Items listed in a dataset
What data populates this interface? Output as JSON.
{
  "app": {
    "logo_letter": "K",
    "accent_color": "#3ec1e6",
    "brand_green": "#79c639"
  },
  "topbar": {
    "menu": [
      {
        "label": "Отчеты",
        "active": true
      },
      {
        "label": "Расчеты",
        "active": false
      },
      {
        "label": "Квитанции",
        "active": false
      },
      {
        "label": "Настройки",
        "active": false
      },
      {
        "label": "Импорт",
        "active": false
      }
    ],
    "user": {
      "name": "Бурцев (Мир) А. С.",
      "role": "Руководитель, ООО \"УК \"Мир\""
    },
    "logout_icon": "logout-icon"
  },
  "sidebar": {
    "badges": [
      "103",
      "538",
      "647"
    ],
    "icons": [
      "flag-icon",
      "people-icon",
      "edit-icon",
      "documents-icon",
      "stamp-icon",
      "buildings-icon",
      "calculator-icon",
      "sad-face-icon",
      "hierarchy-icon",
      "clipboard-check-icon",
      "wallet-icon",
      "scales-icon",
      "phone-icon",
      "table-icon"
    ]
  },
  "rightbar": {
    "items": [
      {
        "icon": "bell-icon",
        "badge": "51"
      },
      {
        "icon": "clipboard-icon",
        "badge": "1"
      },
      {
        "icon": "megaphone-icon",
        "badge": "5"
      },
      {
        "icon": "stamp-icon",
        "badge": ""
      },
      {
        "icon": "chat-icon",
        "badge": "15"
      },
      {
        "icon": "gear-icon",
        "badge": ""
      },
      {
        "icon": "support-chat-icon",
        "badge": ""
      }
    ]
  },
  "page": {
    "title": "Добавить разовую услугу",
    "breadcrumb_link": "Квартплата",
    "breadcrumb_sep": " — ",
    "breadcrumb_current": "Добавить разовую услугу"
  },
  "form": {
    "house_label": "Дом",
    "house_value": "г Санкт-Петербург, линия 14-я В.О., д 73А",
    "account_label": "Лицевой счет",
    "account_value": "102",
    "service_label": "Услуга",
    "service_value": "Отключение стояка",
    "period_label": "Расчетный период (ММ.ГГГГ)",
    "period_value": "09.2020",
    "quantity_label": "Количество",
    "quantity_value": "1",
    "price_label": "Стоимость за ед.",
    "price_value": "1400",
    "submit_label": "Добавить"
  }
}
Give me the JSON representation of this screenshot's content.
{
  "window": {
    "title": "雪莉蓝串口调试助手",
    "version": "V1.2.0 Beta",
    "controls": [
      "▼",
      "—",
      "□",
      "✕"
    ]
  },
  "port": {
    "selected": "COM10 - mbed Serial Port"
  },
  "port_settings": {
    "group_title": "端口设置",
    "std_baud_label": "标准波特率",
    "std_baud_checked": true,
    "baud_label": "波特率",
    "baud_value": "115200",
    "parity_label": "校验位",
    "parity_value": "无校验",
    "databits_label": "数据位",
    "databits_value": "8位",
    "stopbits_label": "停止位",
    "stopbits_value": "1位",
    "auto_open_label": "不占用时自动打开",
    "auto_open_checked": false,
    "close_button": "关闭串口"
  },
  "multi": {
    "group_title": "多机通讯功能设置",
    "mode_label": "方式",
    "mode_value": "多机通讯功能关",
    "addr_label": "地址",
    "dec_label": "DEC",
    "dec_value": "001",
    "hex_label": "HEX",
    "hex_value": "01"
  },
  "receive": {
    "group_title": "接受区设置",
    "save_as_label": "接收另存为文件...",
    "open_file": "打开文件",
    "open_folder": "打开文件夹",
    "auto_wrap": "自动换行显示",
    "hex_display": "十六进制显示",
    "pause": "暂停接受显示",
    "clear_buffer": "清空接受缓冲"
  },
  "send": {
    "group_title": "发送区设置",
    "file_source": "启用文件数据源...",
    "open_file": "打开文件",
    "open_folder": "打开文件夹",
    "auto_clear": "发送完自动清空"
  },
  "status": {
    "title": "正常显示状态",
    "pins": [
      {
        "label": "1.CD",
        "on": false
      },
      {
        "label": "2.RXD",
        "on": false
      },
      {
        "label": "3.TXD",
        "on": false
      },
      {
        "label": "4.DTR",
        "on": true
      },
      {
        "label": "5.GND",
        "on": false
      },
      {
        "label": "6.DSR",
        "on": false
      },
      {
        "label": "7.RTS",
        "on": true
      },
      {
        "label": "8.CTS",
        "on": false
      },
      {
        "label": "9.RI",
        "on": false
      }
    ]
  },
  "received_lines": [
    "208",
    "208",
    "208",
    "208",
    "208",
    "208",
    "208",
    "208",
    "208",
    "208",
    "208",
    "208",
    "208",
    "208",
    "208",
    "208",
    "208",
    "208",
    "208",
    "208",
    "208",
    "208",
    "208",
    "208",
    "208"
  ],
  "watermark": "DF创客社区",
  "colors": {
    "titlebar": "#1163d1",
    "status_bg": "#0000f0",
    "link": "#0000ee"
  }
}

• [Task details] Show every line from the entries above in which "clipboard" appears.

• [Solution to the problem]
      "clipboard-check-icon",
        "icon": "clipboard-icon",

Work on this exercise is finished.